■ Exercise instructions: Of the lines in the entries, how many hold the word "this"? Give that number alone.

■ Exercise materials:
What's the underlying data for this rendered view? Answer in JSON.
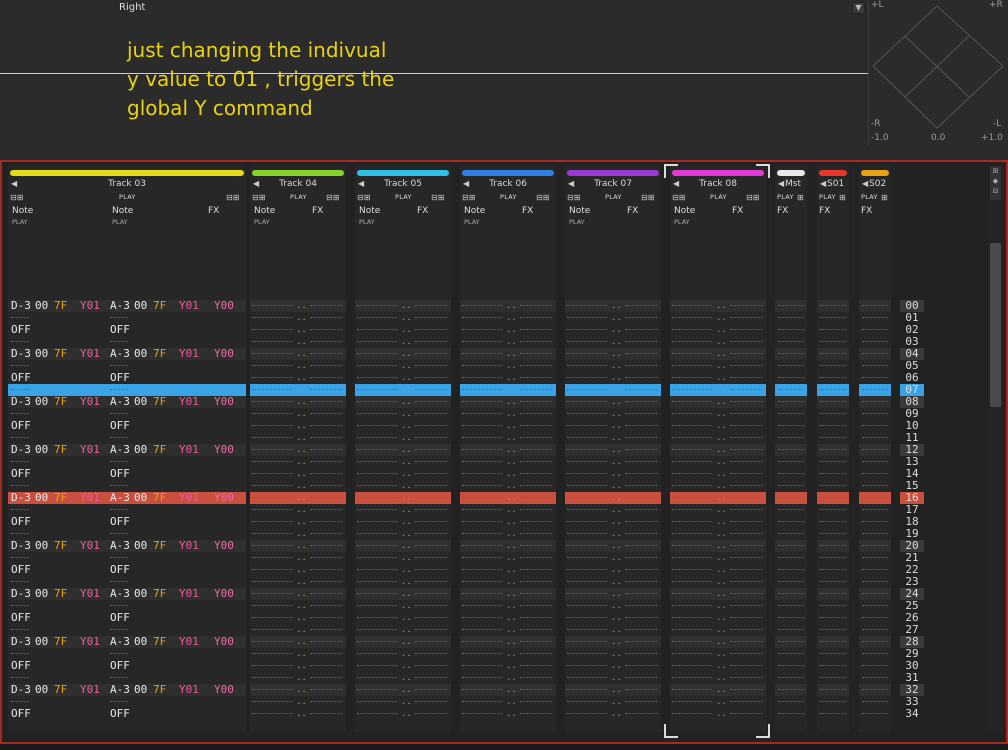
{
  "top": {
    "dropdown_value": "Right",
    "annotation_lines": [
      "just changing the indivual",
      "y value to 01 , triggers the",
      "global Y command"
    ]
  },
  "vectorscope": {
    "top_left": "+L",
    "top_right": "+R",
    "bottom_left": "-R",
    "bottom_right": "-L",
    "scale_left": "-1.0",
    "scale_mid": "0.0",
    "scale_right": "+1.0"
  },
  "colors": {
    "track03": "#e6d81a",
    "track04": "#86d12a",
    "track05": "#2ec0e6",
    "track06": "#2f7fe6",
    "track07": "#9a3ad6",
    "track08": "#e23ad6",
    "mst": "#e8e8e8",
    "s01": "#e8382a",
    "s02": "#e8a21a",
    "cursor_row": "#3aa3e6",
    "play_row": "#c9503f",
    "annotation": "#f2e000"
  },
  "tracks": [
    {
      "name": "Track 03",
      "play": "PLAY",
      "columns": [
        "Note",
        "Note",
        "FX"
      ],
      "subs": [
        "PLAY",
        "PLAY",
        ""
      ]
    },
    {
      "name": "Track 04",
      "play": "PLAY",
      "columns": [
        "Note",
        "FX"
      ],
      "subs": [
        "PLAY",
        ""
      ]
    },
    {
      "name": "Track 05",
      "play": "PLAY",
      "columns": [
        "Note",
        "FX"
      ],
      "subs": [
        "PLAY",
        ""
      ]
    },
    {
      "name": "Track 06",
      "play": "PLAY",
      "columns": [
        "Note",
        "FX"
      ],
      "subs": [
        "PLAY",
        ""
      ]
    },
    {
      "name": "Track 07",
      "play": "PLAY",
      "columns": [
        "Note",
        "FX"
      ],
      "subs": [
        "PLAY",
        ""
      ]
    },
    {
      "name": "Track 08",
      "play": "PLAY",
      "columns": [
        "Note",
        "FX"
      ],
      "subs": [
        "PLAY",
        ""
      ]
    },
    {
      "name": "Mst",
      "play": "PLAY",
      "columns": [
        "FX"
      ],
      "subs": [
        ""
      ]
    },
    {
      "name": "S01",
      "play": "PLAY",
      "columns": [
        "FX"
      ],
      "subs": [
        ""
      ]
    },
    {
      "name": "S02",
      "play": "PLAY",
      "columns": [
        "FX"
      ],
      "subs": [
        ""
      ]
    }
  ],
  "track03_rows": [
    {
      "n1": "D-3",
      "i1": "00",
      "v1": "7F",
      "f1": "Y01",
      "n2": "A-3",
      "i2": "00",
      "v2": "7F",
      "f2": "Y01",
      "fx": "Y00"
    },
    {
      "n1": "OFF",
      "n2": "OFF"
    },
    {
      "n1": "D-3",
      "i1": "00",
      "v1": "7F",
      "f1": "Y01",
      "n2": "A-3",
      "i2": "00",
      "v2": "7F",
      "f2": "Y01",
      "fx": "Y00"
    },
    {
      "n1": "OFF",
      "n2": "OFF"
    },
    {
      "n1": "D-3",
      "i1": "00",
      "v1": "7F",
      "f1": "Y01",
      "n2": "A-3",
      "i2": "00",
      "v2": "7F",
      "f2": "Y01",
      "fx": "Y00"
    },
    {
      "n1": "OFF",
      "n2": "OFF"
    },
    {
      "n1": "D-3",
      "i1": "00",
      "v1": "7F",
      "f1": "Y01",
      "n2": "A-3",
      "i2": "00",
      "v2": "7F",
      "f2": "Y01",
      "fx": "Y00"
    },
    {
      "n1": "OFF",
      "n2": "OFF"
    },
    {
      "n1": "D-3",
      "i1": "00",
      "v1": "7F",
      "f1": "Y01",
      "n2": "A-3",
      "i2": "00",
      "v2": "7F",
      "f2": "Y01",
      "fx": "Y00"
    },
    {
      "n1": "OFF",
      "n2": "OFF"
    },
    {
      "n1": "D-3",
      "i1": "00",
      "v1": "7F",
      "f1": "Y01",
      "n2": "A-3",
      "i2": "00",
      "v2": "7F",
      "f2": "Y01",
      "fx": "Y00"
    },
    {
      "n1": "OFF",
      "n2": "OFF"
    },
    {
      "n1": "D-3",
      "i1": "00",
      "v1": "7F",
      "f1": "Y01",
      "n2": "A-3",
      "i2": "00",
      "v2": "7F",
      "f2": "Y01",
      "fx": "Y00"
    },
    {
      "n1": "OFF",
      "n2": "OFF"
    },
    {
      "n1": "D-3",
      "i1": "00",
      "v1": "7F",
      "f1": "Y01",
      "n2": "A-3",
      "i2": "00",
      "v2": "7F",
      "f2": "Y01",
      "fx": "Y00"
    },
    {
      "n1": "OFF",
      "n2": "OFF"
    }
  ],
  "row_numbers": [
    "00",
    "01",
    "02",
    "03",
    "04",
    "05",
    "06",
    "07",
    "08",
    "09",
    "10",
    "11",
    "12",
    "13",
    "14",
    "15",
    "16",
    "17",
    "18",
    "19",
    "20",
    "21",
    "22",
    "23",
    "24",
    "25",
    "26",
    "27",
    "28",
    "29",
    "30",
    "31",
    "32",
    "33",
    "34"
  ],
  "cursor_row": 7,
  "play_row": 16
}
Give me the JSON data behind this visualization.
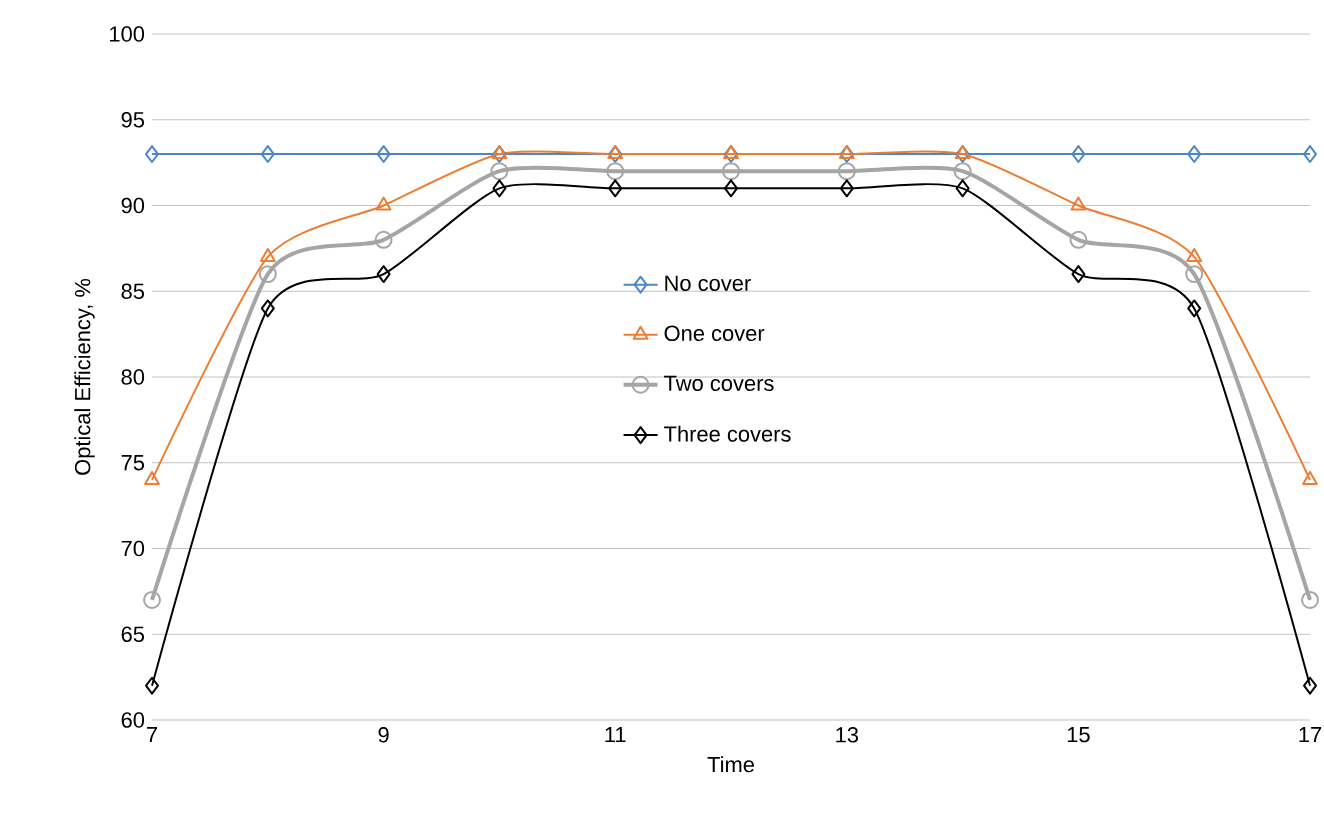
{
  "chart_data": {
    "type": "line",
    "xlabel": "Time",
    "ylabel": "Optical Efficiency, %",
    "x": [
      7,
      8,
      9,
      10,
      11,
      12,
      13,
      14,
      15,
      16,
      17
    ],
    "series": [
      {
        "name": "No cover",
        "color": "#4a86c8",
        "marker": "diamond",
        "values": [
          93,
          93,
          93,
          93,
          93,
          93,
          93,
          93,
          93,
          93,
          93
        ]
      },
      {
        "name": "One cover",
        "color": "#ed7d31",
        "marker": "triangle",
        "values": [
          74,
          87,
          90,
          93,
          93,
          93,
          93,
          93,
          90,
          87,
          74
        ]
      },
      {
        "name": "Two covers",
        "color": "#a5a5a5",
        "marker": "circle",
        "values": [
          67,
          86,
          88,
          92,
          92,
          92,
          92,
          92,
          88,
          86,
          67
        ]
      },
      {
        "name": "Three covers",
        "color": "#000000",
        "marker": "diamond",
        "values": [
          62,
          84,
          86,
          91,
          91,
          91,
          91,
          91,
          86,
          84,
          62
        ]
      }
    ],
    "xlim": [
      7,
      17
    ],
    "xticks": [
      7,
      9,
      11,
      13,
      15,
      17
    ],
    "ylim": [
      60,
      100
    ],
    "yticks": [
      60,
      65,
      70,
      75,
      80,
      85,
      90,
      95,
      100
    ],
    "grid": "y",
    "legend": "center"
  }
}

■ Solution: 2